"""

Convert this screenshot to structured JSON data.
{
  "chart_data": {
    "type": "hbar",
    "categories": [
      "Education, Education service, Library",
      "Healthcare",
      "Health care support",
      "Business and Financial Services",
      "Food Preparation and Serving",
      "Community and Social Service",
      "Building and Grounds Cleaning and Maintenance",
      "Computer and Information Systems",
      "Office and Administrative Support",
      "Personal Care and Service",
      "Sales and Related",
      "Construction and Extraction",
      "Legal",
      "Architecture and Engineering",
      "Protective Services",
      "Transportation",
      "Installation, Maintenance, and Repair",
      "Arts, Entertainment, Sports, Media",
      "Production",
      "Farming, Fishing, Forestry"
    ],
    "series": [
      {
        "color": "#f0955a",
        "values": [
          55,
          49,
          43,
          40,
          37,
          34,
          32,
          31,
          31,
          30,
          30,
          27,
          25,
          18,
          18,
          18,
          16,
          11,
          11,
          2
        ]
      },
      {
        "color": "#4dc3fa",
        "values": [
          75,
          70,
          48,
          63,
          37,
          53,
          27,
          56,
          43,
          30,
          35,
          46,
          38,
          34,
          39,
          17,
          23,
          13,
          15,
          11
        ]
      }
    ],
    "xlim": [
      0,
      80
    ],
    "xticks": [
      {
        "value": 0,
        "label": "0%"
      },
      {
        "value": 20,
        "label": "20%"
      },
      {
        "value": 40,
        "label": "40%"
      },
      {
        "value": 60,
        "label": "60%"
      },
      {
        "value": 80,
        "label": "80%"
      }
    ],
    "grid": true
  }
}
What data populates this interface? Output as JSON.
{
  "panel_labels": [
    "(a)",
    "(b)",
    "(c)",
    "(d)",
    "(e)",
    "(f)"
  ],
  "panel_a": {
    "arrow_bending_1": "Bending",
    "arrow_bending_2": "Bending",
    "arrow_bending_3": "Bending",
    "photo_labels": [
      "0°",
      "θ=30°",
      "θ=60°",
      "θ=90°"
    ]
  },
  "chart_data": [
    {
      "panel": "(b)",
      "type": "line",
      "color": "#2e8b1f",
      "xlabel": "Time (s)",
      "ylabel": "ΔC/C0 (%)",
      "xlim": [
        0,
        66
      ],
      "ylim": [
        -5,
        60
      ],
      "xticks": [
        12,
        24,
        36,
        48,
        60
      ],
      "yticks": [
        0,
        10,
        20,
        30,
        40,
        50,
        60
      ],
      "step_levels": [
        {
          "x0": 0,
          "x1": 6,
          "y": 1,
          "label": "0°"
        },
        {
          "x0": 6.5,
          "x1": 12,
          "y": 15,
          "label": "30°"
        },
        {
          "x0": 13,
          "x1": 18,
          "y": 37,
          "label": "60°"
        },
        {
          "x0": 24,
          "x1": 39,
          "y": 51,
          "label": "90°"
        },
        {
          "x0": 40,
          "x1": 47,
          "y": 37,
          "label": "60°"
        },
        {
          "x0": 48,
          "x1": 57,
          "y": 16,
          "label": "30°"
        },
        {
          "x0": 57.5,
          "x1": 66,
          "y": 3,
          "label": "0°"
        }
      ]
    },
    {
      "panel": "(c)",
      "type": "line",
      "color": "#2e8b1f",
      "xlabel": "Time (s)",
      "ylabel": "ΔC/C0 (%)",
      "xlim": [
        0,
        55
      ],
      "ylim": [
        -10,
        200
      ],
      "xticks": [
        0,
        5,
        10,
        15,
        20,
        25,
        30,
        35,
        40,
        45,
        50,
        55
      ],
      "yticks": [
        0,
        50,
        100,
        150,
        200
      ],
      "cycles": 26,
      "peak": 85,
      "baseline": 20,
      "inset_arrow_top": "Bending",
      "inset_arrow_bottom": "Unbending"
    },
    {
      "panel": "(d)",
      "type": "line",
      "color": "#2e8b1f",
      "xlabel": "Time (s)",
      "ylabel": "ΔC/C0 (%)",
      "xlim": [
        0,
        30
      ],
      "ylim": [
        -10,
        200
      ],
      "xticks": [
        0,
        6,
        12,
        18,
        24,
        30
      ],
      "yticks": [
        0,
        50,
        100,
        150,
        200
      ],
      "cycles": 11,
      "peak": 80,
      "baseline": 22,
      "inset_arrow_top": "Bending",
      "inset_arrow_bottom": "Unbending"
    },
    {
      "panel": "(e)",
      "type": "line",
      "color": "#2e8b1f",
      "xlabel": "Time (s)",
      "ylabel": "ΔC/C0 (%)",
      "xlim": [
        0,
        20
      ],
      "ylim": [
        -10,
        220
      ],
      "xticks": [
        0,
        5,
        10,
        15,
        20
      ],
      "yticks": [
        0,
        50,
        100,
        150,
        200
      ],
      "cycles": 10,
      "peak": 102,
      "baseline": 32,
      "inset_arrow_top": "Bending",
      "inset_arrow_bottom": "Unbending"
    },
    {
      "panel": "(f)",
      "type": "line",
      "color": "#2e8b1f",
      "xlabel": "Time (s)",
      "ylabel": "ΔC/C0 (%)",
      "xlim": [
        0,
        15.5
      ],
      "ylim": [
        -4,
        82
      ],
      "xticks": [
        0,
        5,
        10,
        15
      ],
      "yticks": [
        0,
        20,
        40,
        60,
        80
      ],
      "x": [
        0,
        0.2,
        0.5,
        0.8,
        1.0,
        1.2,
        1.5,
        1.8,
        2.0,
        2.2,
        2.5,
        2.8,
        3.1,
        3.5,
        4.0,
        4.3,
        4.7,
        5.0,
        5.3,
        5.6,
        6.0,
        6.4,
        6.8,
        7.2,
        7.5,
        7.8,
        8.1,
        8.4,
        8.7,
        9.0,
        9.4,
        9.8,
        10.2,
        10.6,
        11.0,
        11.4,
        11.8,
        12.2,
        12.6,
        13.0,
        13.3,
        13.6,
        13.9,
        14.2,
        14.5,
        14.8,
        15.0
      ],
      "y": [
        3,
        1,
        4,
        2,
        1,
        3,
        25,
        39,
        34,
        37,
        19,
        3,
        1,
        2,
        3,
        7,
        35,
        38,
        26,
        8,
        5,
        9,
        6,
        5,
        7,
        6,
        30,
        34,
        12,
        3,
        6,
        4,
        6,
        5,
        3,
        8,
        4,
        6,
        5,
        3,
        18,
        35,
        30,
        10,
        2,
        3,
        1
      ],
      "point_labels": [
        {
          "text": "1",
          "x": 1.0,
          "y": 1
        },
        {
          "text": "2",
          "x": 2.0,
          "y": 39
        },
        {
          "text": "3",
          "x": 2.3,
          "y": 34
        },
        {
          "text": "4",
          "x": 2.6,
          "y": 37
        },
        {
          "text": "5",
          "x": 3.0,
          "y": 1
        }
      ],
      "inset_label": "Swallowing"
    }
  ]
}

"""

*REQUIRED TASK*
Find the word "Services" in the entries above and gather every line that holds it.

*TASK RESPONSE*
      "Business and Financial Services",
      "Protective Services",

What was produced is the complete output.